TO DO> Reproduce the records below word for word, starting at their first line and ending with the line that contains "candle-body: [533, 680, 543, 693]", including that line.

▶

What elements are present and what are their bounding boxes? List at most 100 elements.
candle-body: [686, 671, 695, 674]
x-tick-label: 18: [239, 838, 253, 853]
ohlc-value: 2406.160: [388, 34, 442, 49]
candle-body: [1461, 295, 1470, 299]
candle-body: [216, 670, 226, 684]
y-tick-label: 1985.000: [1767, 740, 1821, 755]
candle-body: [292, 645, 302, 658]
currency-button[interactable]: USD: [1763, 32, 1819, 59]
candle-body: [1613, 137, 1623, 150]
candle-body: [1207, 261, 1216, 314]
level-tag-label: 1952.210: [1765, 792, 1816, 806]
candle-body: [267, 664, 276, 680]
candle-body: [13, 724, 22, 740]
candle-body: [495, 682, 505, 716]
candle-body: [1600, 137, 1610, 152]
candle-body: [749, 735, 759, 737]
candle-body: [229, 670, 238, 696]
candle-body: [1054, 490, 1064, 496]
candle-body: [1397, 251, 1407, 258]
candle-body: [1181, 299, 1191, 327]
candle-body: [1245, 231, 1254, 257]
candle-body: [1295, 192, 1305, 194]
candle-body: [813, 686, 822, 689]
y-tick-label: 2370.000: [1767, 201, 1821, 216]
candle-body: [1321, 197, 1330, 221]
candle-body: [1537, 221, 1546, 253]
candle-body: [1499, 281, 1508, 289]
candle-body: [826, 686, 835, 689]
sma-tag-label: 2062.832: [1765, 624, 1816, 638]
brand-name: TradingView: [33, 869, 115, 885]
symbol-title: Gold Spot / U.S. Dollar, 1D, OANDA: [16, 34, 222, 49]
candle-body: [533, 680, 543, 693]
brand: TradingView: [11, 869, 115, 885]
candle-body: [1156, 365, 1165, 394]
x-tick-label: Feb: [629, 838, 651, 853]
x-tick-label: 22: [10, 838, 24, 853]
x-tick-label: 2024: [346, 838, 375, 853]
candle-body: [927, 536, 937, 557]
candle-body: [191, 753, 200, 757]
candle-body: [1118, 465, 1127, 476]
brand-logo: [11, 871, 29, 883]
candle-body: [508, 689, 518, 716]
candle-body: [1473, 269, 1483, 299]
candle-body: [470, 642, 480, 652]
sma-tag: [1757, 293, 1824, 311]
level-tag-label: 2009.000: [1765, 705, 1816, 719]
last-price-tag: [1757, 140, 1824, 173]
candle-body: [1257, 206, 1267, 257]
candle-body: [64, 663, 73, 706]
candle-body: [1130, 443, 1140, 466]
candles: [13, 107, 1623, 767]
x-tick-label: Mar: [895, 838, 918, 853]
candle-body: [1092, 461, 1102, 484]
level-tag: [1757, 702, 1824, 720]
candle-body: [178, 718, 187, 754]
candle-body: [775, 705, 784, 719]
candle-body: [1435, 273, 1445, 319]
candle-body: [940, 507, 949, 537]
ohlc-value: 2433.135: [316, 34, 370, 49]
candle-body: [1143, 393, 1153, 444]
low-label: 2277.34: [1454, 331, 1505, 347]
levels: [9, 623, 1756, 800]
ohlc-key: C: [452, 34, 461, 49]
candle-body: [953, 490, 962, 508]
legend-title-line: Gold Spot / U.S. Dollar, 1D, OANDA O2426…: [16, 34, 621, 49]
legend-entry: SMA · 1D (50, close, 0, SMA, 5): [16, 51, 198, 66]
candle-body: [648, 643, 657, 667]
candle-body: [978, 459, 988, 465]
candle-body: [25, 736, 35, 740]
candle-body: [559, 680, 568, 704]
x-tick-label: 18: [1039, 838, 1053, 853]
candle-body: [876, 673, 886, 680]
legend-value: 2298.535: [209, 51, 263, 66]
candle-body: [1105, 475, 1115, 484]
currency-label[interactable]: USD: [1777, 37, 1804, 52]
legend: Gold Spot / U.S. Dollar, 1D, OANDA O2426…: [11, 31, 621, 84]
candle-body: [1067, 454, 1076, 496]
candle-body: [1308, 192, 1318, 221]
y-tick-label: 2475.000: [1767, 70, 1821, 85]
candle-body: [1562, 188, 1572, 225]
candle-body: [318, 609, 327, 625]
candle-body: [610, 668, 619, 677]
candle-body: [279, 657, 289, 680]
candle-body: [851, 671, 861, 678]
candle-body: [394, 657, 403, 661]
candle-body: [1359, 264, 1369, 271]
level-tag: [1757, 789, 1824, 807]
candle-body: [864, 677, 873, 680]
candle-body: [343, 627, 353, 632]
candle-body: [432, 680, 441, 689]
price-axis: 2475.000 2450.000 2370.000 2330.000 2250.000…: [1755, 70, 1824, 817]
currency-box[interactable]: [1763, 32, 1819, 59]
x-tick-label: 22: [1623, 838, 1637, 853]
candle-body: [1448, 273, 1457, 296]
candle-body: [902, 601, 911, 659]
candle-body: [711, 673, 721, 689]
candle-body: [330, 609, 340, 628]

◀

ANSWER FOR THIS EXERCISE>
What elements are present and what are their bounding boxes? List at most 100 elements.
candle-body: [686, 671, 695, 674]
x-tick-label: 18: [239, 838, 253, 853]
ohlc-value: 2406.160: [388, 34, 442, 49]
candle-body: [1461, 295, 1470, 299]
candle-body: [216, 670, 226, 684]
y-tick-label: 1985.000: [1767, 740, 1821, 755]
candle-body: [292, 645, 302, 658]
currency-button[interactable]: USD: [1763, 32, 1819, 59]
candle-body: [1613, 137, 1623, 150]
candle-body: [1207, 261, 1216, 314]
level-tag-label: 1952.210: [1765, 792, 1816, 806]
candle-body: [267, 664, 276, 680]
candle-body: [13, 724, 22, 740]
candle-body: [495, 682, 505, 716]
candle-body: [1600, 137, 1610, 152]
candle-body: [749, 735, 759, 737]
candle-body: [229, 670, 238, 696]
candle-body: [1054, 490, 1064, 496]
candle-body: [1397, 251, 1407, 258]
candle-body: [1181, 299, 1191, 327]
candle-body: [1245, 231, 1254, 257]
candle-body: [1295, 192, 1305, 194]
candle-body: [813, 686, 822, 689]
y-tick-label: 2370.000: [1767, 201, 1821, 216]
candle-body: [1321, 197, 1330, 221]
candle-body: [1537, 221, 1546, 253]
candle-body: [1499, 281, 1508, 289]
candle-body: [826, 686, 835, 689]
sma-tag-label: 2062.832: [1765, 624, 1816, 638]
brand-name: TradingView: [33, 869, 115, 885]
symbol-title: Gold Spot / U.S. Dollar, 1D, OANDA: [16, 34, 222, 49]
candle-body: [533, 680, 543, 693]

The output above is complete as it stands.